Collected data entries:
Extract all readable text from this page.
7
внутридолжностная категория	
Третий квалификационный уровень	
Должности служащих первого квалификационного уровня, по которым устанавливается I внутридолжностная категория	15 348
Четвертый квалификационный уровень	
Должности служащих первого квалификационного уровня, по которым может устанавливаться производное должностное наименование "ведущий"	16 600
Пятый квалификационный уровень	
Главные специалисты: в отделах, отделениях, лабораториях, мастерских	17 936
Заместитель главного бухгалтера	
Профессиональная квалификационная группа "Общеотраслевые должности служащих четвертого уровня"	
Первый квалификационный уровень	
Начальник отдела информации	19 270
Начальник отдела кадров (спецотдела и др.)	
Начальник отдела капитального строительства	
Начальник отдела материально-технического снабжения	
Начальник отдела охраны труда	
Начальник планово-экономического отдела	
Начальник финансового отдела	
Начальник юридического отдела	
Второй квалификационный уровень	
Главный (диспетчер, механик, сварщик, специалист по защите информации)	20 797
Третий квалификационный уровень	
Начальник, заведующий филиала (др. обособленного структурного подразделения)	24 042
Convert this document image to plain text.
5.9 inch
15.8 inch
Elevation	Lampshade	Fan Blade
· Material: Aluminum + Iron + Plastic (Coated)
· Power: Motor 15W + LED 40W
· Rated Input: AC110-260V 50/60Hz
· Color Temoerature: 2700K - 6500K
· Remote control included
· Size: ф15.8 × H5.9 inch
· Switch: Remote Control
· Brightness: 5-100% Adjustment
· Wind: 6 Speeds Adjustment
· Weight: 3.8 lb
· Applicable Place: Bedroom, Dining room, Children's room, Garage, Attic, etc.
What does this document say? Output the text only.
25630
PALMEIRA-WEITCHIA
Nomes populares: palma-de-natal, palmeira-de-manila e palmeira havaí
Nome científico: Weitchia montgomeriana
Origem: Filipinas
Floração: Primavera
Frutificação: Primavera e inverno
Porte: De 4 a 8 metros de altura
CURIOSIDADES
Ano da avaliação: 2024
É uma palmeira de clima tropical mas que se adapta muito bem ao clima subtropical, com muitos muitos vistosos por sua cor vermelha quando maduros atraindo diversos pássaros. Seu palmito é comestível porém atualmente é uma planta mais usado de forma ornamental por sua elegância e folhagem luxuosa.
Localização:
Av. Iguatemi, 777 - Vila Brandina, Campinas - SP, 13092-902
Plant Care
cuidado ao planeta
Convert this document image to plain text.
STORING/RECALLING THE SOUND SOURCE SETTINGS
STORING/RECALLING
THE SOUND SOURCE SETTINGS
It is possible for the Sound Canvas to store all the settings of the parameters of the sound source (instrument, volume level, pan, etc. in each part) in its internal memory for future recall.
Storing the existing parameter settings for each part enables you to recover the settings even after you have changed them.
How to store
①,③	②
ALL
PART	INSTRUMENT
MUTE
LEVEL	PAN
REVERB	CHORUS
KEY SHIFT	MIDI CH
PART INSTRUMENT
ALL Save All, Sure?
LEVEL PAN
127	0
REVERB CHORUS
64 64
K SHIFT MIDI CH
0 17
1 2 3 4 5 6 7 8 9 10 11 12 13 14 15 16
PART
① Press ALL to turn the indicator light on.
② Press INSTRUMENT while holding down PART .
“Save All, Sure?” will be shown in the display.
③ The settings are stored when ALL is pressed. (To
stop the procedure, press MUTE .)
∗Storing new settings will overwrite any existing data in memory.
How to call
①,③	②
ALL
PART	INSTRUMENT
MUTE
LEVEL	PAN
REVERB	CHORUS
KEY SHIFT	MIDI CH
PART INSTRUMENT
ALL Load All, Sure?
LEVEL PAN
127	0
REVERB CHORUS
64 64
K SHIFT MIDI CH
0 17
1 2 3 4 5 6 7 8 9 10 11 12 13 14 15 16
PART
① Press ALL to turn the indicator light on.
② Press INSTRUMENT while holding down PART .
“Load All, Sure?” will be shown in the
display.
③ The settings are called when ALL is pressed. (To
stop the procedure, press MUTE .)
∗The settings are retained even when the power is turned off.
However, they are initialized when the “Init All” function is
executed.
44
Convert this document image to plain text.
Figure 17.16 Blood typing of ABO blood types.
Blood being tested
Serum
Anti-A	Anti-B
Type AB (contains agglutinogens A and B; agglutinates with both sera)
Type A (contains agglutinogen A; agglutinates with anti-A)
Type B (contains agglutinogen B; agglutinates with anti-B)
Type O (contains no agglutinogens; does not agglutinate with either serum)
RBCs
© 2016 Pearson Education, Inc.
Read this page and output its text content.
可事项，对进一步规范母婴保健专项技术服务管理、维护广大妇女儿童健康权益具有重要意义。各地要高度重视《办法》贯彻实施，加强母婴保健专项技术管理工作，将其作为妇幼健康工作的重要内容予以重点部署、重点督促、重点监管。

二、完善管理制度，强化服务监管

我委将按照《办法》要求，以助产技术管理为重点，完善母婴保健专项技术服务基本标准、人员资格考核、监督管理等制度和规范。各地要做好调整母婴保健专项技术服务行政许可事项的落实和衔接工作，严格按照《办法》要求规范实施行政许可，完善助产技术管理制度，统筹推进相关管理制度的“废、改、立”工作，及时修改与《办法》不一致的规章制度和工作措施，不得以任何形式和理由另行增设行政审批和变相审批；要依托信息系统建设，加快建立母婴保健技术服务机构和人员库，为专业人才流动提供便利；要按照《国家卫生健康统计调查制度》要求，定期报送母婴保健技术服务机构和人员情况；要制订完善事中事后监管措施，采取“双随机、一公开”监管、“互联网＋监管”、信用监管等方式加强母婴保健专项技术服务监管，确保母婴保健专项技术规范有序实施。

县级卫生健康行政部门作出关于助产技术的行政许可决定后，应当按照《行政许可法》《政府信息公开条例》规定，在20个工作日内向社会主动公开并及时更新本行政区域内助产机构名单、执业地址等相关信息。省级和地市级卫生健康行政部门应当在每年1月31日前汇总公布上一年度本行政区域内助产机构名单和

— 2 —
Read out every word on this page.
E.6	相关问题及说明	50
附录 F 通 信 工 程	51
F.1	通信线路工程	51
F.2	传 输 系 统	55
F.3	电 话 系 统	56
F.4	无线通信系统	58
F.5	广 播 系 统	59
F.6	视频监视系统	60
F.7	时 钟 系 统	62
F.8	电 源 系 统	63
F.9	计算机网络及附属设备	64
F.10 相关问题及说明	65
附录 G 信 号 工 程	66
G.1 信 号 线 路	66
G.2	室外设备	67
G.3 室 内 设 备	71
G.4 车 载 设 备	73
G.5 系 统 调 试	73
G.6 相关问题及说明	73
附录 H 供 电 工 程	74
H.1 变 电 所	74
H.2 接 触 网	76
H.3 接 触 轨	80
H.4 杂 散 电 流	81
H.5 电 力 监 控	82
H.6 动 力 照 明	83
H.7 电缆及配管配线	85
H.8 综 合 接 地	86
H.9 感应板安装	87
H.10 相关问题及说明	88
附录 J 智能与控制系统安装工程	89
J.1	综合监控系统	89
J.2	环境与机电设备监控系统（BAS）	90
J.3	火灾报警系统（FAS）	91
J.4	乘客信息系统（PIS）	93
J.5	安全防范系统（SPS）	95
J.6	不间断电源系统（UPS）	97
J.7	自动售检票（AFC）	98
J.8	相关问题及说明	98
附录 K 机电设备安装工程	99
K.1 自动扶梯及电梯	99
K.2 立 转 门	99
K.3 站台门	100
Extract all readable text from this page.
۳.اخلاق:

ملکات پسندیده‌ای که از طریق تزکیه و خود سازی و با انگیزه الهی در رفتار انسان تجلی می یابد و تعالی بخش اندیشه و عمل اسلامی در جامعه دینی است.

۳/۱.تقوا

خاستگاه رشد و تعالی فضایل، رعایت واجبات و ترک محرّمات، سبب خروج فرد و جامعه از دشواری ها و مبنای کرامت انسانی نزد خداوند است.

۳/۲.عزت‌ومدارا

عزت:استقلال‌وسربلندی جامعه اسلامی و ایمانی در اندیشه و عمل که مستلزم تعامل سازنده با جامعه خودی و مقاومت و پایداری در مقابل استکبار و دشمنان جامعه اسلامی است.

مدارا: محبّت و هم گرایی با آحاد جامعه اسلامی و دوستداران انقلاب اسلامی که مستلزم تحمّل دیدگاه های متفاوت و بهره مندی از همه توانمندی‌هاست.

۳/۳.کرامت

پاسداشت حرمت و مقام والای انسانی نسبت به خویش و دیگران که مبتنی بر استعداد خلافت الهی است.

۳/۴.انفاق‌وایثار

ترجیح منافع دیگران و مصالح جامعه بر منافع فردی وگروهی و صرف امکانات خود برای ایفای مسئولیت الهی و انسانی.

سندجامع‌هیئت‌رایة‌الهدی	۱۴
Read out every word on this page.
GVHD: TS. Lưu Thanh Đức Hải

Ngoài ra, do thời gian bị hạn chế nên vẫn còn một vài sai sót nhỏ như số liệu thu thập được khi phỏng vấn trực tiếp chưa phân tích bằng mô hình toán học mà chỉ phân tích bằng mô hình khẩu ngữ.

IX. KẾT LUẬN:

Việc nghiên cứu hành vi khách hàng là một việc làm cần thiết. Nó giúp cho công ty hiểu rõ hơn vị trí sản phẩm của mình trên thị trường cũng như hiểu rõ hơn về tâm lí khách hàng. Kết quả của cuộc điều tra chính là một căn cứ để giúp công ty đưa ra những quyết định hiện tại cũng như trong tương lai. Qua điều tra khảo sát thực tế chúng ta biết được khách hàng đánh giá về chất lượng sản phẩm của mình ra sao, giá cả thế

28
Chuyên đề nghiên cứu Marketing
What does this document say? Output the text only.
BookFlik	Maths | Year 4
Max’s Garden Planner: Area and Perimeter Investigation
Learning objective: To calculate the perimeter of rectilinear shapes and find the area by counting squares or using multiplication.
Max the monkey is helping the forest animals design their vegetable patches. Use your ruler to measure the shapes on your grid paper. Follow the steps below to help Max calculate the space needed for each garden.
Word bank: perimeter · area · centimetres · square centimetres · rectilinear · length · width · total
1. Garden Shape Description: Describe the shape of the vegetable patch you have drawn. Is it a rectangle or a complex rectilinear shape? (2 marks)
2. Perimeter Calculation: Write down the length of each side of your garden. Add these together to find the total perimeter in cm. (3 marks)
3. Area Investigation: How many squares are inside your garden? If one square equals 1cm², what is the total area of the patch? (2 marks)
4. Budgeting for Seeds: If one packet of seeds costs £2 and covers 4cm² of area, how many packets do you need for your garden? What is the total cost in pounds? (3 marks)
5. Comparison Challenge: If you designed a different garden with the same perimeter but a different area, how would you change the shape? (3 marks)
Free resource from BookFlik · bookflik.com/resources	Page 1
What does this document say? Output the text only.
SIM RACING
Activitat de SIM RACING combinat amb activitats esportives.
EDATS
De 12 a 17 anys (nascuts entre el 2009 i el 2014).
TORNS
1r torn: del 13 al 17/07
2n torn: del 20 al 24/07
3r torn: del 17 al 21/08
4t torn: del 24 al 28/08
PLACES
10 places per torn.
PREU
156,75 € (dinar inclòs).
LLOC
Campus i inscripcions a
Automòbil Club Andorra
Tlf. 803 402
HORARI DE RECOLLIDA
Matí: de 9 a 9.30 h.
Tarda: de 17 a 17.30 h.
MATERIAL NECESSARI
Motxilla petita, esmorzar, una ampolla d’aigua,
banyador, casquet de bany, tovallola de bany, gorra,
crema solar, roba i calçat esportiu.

-- Your goal --
Return every line containing "уровня".

-- Problem solution --
Должности служащих первого квалификационного уровня, по которым устанавливается I внутридолжностная категория	15 348
Должности служащих первого квалификационного уровня, по которым может устанавливаться производное должностное наименование "ведущий"	16 600
Профессиональная квалификационная группа "Общеотраслевые должности служащих четвертого уровня"	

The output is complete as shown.